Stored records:
..............................
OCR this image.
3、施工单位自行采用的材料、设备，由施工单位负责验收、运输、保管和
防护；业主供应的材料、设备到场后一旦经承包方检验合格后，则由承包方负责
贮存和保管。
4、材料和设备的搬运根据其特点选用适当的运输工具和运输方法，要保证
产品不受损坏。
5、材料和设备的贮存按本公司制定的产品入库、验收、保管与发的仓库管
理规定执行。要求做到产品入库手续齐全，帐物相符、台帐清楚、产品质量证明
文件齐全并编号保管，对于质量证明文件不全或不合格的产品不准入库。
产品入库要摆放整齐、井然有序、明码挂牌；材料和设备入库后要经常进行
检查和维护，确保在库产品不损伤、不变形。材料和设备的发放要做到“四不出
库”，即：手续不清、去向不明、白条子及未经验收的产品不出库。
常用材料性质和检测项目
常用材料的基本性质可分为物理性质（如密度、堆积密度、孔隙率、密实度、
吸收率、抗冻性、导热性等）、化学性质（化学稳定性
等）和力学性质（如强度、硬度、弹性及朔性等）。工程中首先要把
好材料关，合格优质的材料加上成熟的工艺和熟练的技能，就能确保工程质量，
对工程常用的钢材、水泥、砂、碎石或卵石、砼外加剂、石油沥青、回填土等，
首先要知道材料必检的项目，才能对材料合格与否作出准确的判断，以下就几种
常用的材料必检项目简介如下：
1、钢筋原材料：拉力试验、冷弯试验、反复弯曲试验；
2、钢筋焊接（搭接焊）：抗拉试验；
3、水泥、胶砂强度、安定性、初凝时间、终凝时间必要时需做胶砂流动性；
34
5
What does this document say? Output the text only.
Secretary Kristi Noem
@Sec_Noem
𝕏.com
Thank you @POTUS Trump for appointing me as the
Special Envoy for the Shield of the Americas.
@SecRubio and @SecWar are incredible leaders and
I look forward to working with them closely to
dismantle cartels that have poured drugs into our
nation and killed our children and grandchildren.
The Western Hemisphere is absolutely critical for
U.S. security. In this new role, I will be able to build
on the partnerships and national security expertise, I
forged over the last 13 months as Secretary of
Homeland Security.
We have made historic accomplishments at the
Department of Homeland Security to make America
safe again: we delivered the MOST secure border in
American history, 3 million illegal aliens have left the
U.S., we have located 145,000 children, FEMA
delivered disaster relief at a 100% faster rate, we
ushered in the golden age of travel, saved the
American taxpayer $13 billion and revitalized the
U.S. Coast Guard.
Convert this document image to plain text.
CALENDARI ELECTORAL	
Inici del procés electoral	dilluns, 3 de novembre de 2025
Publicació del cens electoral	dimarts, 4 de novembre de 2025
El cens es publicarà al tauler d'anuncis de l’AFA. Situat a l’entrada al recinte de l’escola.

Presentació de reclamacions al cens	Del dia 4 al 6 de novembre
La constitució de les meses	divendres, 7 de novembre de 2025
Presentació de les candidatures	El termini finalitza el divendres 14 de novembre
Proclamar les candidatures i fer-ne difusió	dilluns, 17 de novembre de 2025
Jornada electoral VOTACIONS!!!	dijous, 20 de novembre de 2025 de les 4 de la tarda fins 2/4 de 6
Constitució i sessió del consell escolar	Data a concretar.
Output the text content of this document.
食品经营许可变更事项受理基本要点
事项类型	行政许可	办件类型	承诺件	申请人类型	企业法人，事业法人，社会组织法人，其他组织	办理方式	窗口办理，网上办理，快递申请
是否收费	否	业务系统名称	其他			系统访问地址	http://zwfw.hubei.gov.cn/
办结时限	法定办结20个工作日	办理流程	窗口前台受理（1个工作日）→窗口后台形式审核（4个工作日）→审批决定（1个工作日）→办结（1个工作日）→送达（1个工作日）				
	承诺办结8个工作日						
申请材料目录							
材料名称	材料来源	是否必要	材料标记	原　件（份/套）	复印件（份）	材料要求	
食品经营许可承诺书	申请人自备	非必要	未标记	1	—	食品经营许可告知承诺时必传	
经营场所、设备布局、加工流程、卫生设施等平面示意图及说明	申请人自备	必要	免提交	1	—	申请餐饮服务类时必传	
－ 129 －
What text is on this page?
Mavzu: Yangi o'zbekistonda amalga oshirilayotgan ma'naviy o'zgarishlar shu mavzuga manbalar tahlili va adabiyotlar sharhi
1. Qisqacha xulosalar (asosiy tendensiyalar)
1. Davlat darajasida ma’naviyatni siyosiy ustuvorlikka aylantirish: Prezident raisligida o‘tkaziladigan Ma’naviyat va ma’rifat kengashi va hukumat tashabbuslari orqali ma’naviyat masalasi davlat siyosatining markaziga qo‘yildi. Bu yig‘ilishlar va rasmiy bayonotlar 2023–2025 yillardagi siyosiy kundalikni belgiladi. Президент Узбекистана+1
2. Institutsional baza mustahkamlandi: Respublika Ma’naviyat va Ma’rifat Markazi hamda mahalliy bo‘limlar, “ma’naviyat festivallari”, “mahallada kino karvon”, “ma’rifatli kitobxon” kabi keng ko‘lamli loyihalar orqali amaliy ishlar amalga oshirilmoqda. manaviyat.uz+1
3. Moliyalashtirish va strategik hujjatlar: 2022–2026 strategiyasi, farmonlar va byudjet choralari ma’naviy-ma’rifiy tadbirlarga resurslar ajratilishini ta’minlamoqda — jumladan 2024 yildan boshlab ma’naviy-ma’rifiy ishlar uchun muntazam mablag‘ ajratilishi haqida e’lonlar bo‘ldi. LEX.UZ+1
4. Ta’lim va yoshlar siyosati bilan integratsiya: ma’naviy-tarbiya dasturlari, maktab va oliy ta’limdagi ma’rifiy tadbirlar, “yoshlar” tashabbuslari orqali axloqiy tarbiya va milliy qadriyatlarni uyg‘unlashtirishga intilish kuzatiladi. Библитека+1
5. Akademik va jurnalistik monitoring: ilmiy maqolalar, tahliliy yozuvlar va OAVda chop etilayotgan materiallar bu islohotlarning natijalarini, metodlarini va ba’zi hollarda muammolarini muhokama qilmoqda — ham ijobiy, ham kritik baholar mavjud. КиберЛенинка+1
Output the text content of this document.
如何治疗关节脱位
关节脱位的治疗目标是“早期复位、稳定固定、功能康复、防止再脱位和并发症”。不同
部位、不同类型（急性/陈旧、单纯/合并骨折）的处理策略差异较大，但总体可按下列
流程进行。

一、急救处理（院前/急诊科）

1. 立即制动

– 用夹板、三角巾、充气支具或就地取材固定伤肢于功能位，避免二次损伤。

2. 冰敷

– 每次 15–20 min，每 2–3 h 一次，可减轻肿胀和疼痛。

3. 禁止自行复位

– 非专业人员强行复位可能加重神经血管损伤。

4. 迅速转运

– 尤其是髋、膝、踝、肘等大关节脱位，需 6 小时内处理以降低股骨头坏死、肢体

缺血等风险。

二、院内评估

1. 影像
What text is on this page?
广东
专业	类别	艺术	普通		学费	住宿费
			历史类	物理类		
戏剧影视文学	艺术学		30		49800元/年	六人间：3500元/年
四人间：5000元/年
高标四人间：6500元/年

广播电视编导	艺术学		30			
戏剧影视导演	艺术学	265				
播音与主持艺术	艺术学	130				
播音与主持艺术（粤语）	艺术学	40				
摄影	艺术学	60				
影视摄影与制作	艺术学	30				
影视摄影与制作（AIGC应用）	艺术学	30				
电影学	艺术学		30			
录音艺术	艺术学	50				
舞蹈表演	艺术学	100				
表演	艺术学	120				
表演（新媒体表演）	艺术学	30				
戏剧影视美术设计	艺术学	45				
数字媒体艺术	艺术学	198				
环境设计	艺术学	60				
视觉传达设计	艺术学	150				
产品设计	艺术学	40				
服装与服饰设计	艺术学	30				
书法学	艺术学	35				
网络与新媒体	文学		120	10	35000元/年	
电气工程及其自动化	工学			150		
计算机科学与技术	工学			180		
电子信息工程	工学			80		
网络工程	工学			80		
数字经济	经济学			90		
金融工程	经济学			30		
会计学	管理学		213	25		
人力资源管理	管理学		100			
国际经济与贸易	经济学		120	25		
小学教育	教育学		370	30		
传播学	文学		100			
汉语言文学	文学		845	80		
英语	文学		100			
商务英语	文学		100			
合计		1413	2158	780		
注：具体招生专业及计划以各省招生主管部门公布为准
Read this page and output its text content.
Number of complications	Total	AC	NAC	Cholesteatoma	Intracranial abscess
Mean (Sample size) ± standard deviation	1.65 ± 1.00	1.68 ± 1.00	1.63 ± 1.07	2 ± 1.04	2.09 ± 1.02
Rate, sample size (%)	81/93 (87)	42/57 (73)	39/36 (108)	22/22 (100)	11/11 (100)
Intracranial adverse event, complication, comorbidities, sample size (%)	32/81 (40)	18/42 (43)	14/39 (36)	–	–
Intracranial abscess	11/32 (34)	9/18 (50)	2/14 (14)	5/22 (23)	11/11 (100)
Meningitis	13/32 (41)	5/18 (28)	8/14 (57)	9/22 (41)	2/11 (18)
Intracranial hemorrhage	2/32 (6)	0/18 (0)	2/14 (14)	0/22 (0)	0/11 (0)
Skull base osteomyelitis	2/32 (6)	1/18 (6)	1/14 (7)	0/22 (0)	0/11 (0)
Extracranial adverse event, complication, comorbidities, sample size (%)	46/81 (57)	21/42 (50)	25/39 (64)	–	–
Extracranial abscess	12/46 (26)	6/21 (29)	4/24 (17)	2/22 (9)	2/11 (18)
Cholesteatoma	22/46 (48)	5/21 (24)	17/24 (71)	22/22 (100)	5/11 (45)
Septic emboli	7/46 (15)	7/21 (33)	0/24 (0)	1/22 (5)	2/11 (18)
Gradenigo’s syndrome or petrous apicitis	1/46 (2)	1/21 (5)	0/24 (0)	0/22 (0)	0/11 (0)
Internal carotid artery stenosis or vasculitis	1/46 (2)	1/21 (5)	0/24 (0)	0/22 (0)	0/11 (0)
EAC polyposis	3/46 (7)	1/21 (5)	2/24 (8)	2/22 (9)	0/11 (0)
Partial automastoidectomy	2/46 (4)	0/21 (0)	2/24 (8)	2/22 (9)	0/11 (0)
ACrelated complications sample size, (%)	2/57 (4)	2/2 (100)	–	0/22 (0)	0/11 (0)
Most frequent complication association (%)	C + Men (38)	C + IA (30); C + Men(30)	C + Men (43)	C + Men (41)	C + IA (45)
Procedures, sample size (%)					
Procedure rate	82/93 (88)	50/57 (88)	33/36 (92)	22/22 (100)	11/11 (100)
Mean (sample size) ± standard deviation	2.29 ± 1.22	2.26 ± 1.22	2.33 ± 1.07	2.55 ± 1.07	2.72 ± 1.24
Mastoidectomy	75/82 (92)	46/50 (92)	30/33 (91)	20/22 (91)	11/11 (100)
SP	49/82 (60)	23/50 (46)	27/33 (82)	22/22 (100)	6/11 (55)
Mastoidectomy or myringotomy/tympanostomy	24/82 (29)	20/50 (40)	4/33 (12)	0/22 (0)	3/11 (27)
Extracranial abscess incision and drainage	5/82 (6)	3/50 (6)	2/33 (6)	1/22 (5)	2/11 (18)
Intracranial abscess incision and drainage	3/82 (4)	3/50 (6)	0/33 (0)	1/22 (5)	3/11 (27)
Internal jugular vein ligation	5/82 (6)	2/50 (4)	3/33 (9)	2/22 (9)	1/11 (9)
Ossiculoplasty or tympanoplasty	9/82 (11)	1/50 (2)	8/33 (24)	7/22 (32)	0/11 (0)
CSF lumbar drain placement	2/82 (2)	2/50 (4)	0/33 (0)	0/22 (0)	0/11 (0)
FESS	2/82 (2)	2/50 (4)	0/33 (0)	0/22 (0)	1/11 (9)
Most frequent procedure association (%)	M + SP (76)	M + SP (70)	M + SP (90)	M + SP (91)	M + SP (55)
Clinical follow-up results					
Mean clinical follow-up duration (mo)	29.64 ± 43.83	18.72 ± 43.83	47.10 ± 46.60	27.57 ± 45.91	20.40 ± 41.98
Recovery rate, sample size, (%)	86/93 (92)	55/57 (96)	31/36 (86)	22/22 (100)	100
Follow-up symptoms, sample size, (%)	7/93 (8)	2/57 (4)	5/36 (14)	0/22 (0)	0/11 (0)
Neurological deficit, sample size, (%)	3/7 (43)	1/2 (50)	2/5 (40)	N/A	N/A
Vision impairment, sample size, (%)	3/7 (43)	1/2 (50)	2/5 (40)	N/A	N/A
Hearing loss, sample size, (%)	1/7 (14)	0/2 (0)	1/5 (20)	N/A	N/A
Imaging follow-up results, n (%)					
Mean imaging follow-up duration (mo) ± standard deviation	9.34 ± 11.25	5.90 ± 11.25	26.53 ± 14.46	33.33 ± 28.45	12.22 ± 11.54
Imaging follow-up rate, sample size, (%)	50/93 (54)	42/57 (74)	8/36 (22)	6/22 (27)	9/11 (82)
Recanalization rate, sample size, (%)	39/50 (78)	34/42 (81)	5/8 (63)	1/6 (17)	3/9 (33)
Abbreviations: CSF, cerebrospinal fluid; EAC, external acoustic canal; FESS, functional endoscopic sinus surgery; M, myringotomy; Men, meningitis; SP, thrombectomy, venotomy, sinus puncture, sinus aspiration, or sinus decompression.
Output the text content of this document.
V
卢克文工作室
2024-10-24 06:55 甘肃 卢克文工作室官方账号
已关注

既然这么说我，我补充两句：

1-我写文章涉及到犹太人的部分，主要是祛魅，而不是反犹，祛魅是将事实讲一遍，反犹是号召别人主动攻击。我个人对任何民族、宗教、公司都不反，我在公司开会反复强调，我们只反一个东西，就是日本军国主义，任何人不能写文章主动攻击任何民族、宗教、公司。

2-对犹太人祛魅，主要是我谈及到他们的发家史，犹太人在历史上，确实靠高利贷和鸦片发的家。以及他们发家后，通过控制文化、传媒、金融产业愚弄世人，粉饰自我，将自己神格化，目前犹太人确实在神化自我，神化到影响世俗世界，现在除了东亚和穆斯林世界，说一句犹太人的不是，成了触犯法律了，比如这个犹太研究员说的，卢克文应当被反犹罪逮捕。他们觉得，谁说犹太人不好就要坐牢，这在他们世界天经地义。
..............................
THE PROBLEM: Check each line of the records above for the word "delivered", then give the number of lines that have it, with no other words.

RESPONSE: 2